=== DATA ROWS ===
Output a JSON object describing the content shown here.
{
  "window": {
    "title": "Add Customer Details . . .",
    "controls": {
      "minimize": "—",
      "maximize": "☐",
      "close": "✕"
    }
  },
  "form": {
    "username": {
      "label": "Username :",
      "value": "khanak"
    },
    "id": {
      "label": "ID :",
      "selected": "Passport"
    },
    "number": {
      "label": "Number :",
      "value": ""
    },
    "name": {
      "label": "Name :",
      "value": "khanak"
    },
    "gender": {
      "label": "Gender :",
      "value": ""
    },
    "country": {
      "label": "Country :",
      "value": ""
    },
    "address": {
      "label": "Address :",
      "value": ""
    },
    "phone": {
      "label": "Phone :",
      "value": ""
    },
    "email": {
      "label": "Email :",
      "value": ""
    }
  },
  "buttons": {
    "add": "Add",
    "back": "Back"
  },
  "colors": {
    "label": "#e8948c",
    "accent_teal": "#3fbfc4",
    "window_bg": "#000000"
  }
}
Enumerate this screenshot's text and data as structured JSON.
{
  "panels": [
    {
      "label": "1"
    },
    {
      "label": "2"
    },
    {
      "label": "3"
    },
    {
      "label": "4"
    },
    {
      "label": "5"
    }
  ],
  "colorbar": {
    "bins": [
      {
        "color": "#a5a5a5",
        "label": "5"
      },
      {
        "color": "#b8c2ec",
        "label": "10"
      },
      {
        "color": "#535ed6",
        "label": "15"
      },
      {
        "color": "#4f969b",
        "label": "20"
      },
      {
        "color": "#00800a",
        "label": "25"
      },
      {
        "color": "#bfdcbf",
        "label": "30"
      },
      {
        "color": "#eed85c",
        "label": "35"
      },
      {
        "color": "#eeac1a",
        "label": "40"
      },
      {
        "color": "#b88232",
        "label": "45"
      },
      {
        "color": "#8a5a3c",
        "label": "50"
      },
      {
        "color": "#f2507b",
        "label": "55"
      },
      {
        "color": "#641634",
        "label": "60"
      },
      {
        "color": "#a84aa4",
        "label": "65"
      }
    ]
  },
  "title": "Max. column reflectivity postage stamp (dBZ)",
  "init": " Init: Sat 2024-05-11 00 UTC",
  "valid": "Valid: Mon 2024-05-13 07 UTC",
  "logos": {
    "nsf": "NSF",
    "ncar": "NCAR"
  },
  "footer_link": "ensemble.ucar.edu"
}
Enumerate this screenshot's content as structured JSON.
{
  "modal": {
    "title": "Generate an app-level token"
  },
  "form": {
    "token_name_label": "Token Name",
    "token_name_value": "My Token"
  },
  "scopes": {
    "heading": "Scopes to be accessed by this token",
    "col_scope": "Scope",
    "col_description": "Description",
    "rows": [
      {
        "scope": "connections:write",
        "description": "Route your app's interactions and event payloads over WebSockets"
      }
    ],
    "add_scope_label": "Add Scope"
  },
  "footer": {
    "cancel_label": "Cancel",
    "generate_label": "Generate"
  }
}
===
▶ [YOUR TASK]
Filter lines by "structured" and return each hit.

▶ [TASK RESULT]
Enumerate this screenshot's text and data as structured JSON.
Enumerate this screenshot's content as structured JSON.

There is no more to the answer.